* EXERCISE BRIEF
Go through the entries below and print each one exactly, leaving out pictures.

(Data excerpts)

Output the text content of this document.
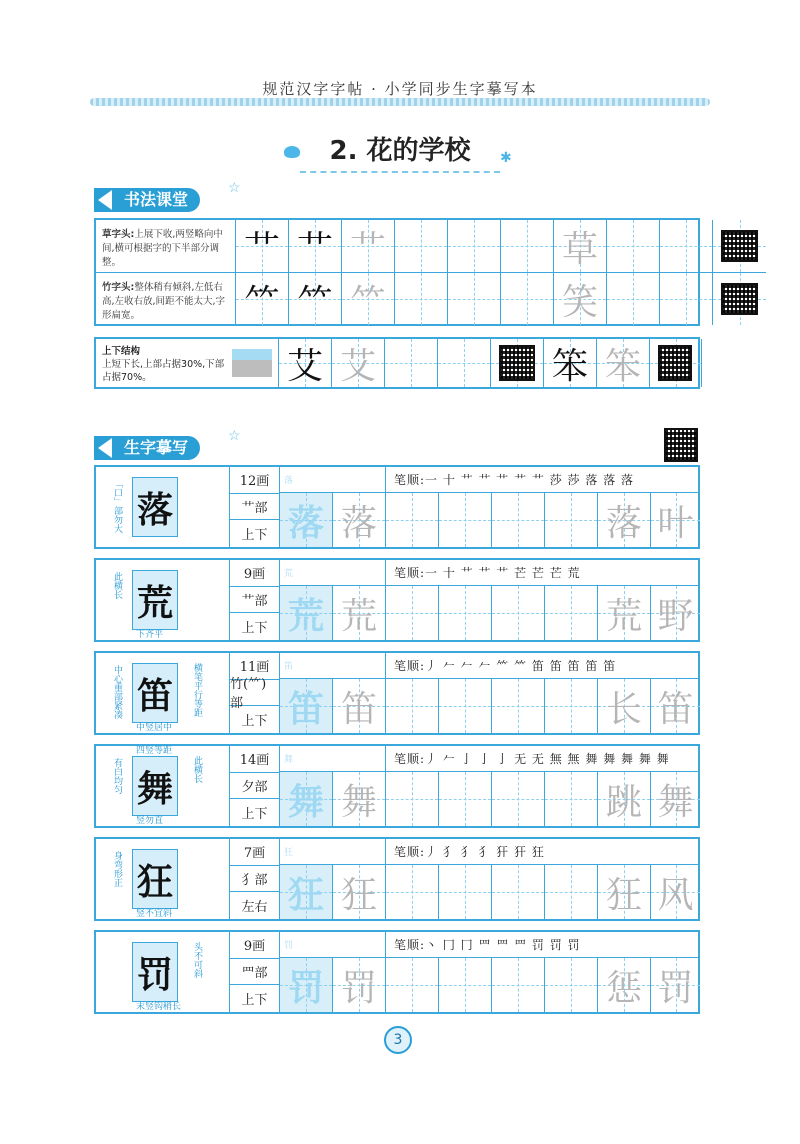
规范汉字字帖 · 小学同步生字摹写本
2. 花的学校	✱
书法课堂
☆
草字头:上展下收,两竖略向中间,横可根据字的下半部分调整。
竹字头:整体稍有倾斜,左低右高,左收右放,间距不能太大,字形扁宽。
艹 艹 艹	草
⺮ ⺮ ⺮	笑
上下结构
上短下长,上部占据30%,下部占据70%。	艾 艾	笨 笨
生字摹写
☆
落
「口」部勿大	12画
艹部
上下
落	笔顺:一 十 艹 艹 艹 艹 艹 莎 莎 落 落 落
落 落	落 叶
荒
此横长
下齐平
9画
艹部
上下
荒	笔顺:一 十 艹 艹 艹 芒 芒 芒 荒
荒 荒	荒 野
笛
中心重部紧凑	横笔平行等距
中竖居中
11画
竹(⺮)部
上下
笛	笔顺:丿 𠂉 𠂉 𠂉 ⺮ ⺮ 笛 笛 笛 笛 笛
笛 笛	长 笛
舞
有白均匀	此横长
四竖等距
竖勿直
14画
夕部
上下
舞	笔顺:丿 𠂉 ⼅ ⼅ ⼅ 无 无 無 無 舞 舞 舞 舞 舞
舞 舞	跳 舞
狂
身弯形正
竖不宜斜
7画
犭部
左右
狂	笔顺:丿 犭 犭 犭 犴 犴 狂
狂 狂	狂 风
罚	头不可斜
末竖钩稍长
9画
罒部
上下
罚	笔顺:丶 冂 冂 罒 罒 罒 罚 罚 罚
罚 罚	惩 罚
3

* THE RESPONSE
Output the text content of this document.
规范汉字字帖 · 小学同步生字摹写本
2. 花的学校	✱
书法课堂
☆
草字头:上展下收,两竖略向中间,横可根据字的下半部分调整。
竹字头:整体稍有倾斜,左低右高,左收右放,间距不能太大,字形扁宽。
艹 艹 艹	草
⺮ ⺮ ⺮	笑
上下结构
上短下长,上部占据30%,下部占据70%。	艾 艾	笨 笨
生字摹写
☆
落
「口」部勿大	12画
艹部
上下
落	笔顺:一 十 艹 艹 艹 艹 艹 莎 莎 落 落 落
落 落	落 叶
荒
此横长
下齐平
9画
艹部
上下
荒	笔顺:一 十 艹 艹 艹 芒 芒 芒 荒
荒 荒	荒 野
笛
中心重部紧凑	横笔平行等距
中竖居中
11画
竹(⺮)部
上下
笛	笔顺:丿 𠂉 𠂉 𠂉 ⺮ ⺮ 笛 笛 笛 笛 笛
笛 笛	长 笛
舞
有白均匀	此横长
四竖等距
竖勿直
14画
夕部
上下
舞	笔顺:丿 𠂉 ⼅ ⼅ ⼅ 无 无 無 無 舞 舞 舞 舞 舞
舞 舞	跳 舞
狂
身弯形正
竖不宜斜
7画
犭部
左右
狂	笔顺:丿 犭 犭 犭 犴 犴 狂
狂 狂	狂 风
罚	头不可斜
末竖钩稍长
9画
罒部
上下
罚	笔顺:丶 冂 冂 罒 罒 罒 罚 罚 罚
罚 罚	惩 罚
3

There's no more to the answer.